- PROVIDED INFORMATION -
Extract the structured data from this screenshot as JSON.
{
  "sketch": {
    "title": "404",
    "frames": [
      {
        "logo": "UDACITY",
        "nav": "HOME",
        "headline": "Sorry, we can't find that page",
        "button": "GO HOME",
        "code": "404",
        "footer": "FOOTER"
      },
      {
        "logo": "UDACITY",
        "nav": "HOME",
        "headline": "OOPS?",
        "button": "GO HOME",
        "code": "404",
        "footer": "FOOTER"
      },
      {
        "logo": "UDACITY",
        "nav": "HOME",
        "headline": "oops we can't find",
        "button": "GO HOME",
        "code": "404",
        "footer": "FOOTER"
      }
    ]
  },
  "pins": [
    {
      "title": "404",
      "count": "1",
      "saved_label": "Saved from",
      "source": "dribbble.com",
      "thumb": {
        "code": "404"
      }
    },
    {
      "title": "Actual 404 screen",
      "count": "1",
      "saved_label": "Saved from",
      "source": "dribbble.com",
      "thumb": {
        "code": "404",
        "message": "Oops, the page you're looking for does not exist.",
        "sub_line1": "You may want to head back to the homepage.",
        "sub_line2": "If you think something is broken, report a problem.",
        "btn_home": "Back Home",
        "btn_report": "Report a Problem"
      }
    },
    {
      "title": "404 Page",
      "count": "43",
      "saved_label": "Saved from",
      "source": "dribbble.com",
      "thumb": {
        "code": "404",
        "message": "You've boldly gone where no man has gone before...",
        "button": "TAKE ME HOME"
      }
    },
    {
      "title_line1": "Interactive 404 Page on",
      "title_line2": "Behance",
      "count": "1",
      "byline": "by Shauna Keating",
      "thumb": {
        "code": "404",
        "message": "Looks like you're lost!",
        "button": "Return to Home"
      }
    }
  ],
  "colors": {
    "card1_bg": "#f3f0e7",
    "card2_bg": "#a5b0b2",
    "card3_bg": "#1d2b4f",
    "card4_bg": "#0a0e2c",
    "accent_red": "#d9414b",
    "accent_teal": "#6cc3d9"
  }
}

- TASK TO CARRY OUT -
Copy out the full set of records precisely, leaving nothing out.

- ANSWER TO THE TASK -
Extract the structured data from this screenshot as JSON.
{
  "sketch": {
    "title": "404",
    "frames": [
      {
        "logo": "UDACITY",
        "nav": "HOME",
        "headline": "Sorry, we can't find that page",
        "button": "GO HOME",
        "code": "404",
        "footer": "FOOTER"
      },
      {
        "logo": "UDACITY",
        "nav": "HOME",
        "headline": "OOPS?",
        "button": "GO HOME",
        "code": "404",
        "footer": "FOOTER"
      },
      {
        "logo": "UDACITY",
        "nav": "HOME",
        "headline": "oops we can't find",
        "button": "GO HOME",
        "code": "404",
        "footer": "FOOTER"
      }
    ]
  },
  "pins": [
    {
      "title": "404",
      "count": "1",
      "saved_label": "Saved from",
      "source": "dribbble.com",
      "thumb": {
        "code": "404"
      }
    },
    {
      "title": "Actual 404 screen",
      "count": "1",
      "saved_label": "Saved from",
      "source": "dribbble.com",
      "thumb": {
        "code": "404",
        "message": "Oops, the page you're looking for does not exist.",
        "sub_line1": "You may want to head back to the homepage.",
        "sub_line2": "If you think something is broken, report a problem.",
        "btn_home": "Back Home",
        "btn_report": "Report a Problem"
      }
    },
    {
      "title": "404 Page",
      "count": "43",
      "saved_label": "Saved from",
      "source": "dribbble.com",
      "thumb": {
        "code": "404",
        "message": "You've boldly gone where no man has gone before...",
        "button": "TAKE ME HOME"
      }
    },
    {
      "title_line1": "Interactive 404 Page on",
      "title_line2": "Behance",
      "count": "1",
      "byline": "by Shauna Keating",
      "thumb": {
        "code": "404",
        "message": "Looks like you're lost!",
        "button": "Return to Home"
      }
    }
  ],
  "colors": {
    "card1_bg": "#f3f0e7",
    "card2_bg": "#a5b0b2",
    "card3_bg": "#1d2b4f",
    "card4_bg": "#0a0e2c",
    "accent_red": "#d9414b",
    "accent_teal": "#6cc3d9"
  }
}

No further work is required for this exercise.